■ **Data provided**

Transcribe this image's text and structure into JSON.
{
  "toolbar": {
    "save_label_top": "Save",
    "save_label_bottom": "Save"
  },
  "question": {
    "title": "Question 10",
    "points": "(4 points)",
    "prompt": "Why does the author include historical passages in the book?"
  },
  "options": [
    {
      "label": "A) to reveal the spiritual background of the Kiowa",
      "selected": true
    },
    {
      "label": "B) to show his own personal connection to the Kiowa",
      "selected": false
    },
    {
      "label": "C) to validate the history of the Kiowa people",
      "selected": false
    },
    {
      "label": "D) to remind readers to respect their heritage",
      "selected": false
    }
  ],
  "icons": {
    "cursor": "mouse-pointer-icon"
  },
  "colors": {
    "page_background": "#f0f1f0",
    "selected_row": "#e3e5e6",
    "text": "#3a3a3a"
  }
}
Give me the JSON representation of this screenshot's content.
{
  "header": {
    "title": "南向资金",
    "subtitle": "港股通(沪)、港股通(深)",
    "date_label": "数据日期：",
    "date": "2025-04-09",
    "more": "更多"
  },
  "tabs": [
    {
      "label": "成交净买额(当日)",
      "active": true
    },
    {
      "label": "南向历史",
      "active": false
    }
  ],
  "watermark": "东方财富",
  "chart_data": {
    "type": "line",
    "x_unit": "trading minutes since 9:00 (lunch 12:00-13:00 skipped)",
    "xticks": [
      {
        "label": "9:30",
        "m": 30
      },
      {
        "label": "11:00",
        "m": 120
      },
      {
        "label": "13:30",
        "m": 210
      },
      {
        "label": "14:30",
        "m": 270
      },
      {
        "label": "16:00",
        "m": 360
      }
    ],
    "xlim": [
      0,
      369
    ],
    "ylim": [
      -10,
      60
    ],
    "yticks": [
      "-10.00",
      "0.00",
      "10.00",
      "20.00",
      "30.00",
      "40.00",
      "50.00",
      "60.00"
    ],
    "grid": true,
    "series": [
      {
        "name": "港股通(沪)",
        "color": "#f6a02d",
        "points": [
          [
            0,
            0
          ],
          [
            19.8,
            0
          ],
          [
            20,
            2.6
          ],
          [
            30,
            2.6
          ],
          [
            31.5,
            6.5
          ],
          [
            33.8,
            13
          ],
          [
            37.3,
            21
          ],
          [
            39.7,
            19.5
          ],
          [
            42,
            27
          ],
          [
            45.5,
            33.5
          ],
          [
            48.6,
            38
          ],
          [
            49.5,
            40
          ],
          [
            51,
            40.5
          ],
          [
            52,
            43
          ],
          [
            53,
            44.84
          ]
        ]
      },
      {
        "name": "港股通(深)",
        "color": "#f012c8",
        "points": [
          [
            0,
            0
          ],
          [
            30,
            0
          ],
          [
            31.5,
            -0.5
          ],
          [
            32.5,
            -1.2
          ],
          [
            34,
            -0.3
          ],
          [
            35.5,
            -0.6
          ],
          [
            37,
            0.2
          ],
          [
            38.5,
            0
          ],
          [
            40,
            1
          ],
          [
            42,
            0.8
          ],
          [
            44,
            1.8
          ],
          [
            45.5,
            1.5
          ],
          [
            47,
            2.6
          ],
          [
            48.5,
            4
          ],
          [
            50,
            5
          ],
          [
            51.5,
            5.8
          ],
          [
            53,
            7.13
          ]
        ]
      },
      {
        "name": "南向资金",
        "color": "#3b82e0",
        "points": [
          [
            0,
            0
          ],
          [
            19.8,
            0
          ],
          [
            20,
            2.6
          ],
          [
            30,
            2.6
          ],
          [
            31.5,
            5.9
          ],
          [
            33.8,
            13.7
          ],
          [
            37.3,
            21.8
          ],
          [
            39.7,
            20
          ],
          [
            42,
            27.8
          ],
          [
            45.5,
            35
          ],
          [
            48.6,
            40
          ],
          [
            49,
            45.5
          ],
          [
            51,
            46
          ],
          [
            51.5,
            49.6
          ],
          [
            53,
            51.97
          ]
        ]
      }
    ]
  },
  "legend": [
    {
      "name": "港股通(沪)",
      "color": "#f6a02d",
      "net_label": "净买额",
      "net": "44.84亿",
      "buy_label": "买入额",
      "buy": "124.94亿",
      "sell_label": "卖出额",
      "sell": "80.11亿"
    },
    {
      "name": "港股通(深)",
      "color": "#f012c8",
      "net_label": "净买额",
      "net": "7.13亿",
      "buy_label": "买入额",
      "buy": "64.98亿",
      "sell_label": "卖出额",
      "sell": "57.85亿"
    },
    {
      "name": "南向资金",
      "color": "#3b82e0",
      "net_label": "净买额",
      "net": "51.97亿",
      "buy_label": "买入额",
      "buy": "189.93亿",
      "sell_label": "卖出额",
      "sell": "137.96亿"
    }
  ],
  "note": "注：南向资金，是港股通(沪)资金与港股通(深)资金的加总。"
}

■ **What you have to do**
Repeat every entry exactly as written above.

■ **Result for this task**
Transcribe this image's text and structure into JSON.
{
  "toolbar": {
    "save_label_top": "Save",
    "save_label_bottom": "Save"
  },
  "question": {
    "title": "Question 10",
    "points": "(4 points)",
    "prompt": "Why does the author include historical passages in the book?"
  },
  "options": [
    {
      "label": "A) to reveal the spiritual background of the Kiowa",
      "selected": true
    },
    {
      "label": "B) to show his own personal connection to the Kiowa",
      "selected": false
    },
    {
      "label": "C) to validate the history of the Kiowa people",
      "selected": false
    },
    {
      "label": "D) to remind readers to respect their heritage",
      "selected": false
    }
  ],
  "icons": {
    "cursor": "mouse-pointer-icon"
  },
  "colors": {
    "page_background": "#f0f1f0",
    "selected_row": "#e3e5e6",
    "text": "#3a3a3a"
  }
}
Give me the JSON representation of this screenshot's content.
{
  "header": {
    "title": "南向资金",
    "subtitle": "港股通(沪)、港股通(深)",
    "date_label": "数据日期：",
    "date": "2025-04-09",
    "more": "更多"
  },
  "tabs": [
    {
      "label": "成交净买额(当日)",
      "active": true
    },
    {
      "label": "南向历史",
      "active": false
    }
  ],
  "watermark": "东方财富",
  "chart_data": {
    "type": "line",
    "x_unit": "trading minutes since 9:00 (lunch 12:00-13:00 skipped)",
    "xticks": [
      {
        "label": "9:30",
        "m": 30
      },
      {
        "label": "11:00",
        "m": 120
      },
      {
        "label": "13:30",
        "m": 210
      },
      {
        "label": "14:30",
        "m": 270
      },
      {
        "label": "16:00",
        "m": 360
      }
    ],
    "xlim": [
      0,
      369
    ],
    "ylim": [
      -10,
      60
    ],
    "yticks": [
      "-10.00",
      "0.00",
      "10.00",
      "20.00",
      "30.00",
      "40.00",
      "50.00",
      "60.00"
    ],
    "grid": true,
    "series": [
      {
        "name": "港股通(沪)",
        "color": "#f6a02d",
        "points": [
          [
            0,
            0
          ],
          [
            19.8,
            0
          ],
          [
            20,
            2.6
          ],
          [
            30,
            2.6
          ],
          [
            31.5,
            6.5
          ],
          [
            33.8,
            13
          ],
          [
            37.3,
            21
          ],
          [
            39.7,
            19.5
          ],
          [
            42,
            27
          ],
          [
            45.5,
            33.5
          ],
          [
            48.6,
            38
          ],
          [
            49.5,
            40
          ],
          [
            51,
            40.5
          ],
          [
            52,
            43
          ],
          [
            53,
            44.84
          ]
        ]
      },
      {
        "name": "港股通(深)",
        "color": "#f012c8",
        "points": [
          [
            0,
            0
          ],
          [
            30,
            0
          ],
          [
            31.5,
            -0.5
          ],
          [
            32.5,
            -1.2
          ],
          [
            34,
            -0.3
          ],
          [
            35.5,
            -0.6
          ],
          [
            37,
            0.2
          ],
          [
            38.5,
            0
          ],
          [
            40,
            1
          ],
          [
            42,
            0.8
          ],
          [
            44,
            1.8
          ],
          [
            45.5,
            1.5
          ],
          [
            47,
            2.6
          ],
          [
            48.5,
            4
          ],
          [
            50,
            5
          ],
          [
            51.5,
            5.8
          ],
          [
            53,
            7.13
          ]
        ]
      },
      {
        "name": "南向资金",
        "color": "#3b82e0",
        "points": [
          [
            0,
            0
          ],
          [
            19.8,
            0
          ],
          [
            20,
            2.6
          ],
          [
            30,
            2.6
          ],
          [
            31.5,
            5.9
          ],
          [
            33.8,
            13.7
          ],
          [
            37.3,
            21.8
          ],
          [
            39.7,
            20
          ],
          [
            42,
            27.8
          ],
          [
            45.5,
            35
          ],
          [
            48.6,
            40
          ],
          [
            49,
            45.5
          ],
          [
            51,
            46
          ],
          [
            51.5,
            49.6
          ],
          [
            53,
            51.97
          ]
        ]
      }
    ]
  },
  "legend": [
    {
      "name": "港股通(沪)",
      "color": "#f6a02d",
      "net_label": "净买额",
      "net": "44.84亿",
      "buy_label": "买入额",
      "buy": "124.94亿",
      "sell_label": "卖出额",
      "sell": "80.11亿"
    },
    {
      "name": "港股通(深)",
      "color": "#f012c8",
      "net_label": "净买额",
      "net": "7.13亿",
      "buy_label": "买入额",
      "buy": "64.98亿",
      "sell_label": "卖出额",
      "sell": "57.85亿"
    },
    {
      "name": "南向资金",
      "color": "#3b82e0",
      "net_label": "净买额",
      "net": "51.97亿",
      "buy_label": "买入额",
      "buy": "189.93亿",
      "sell_label": "卖出额",
      "sell": "137.96亿"
    }
  ],
  "note": "注：南向资金，是港股通(沪)资金与港股通(深)资金的加总。"
}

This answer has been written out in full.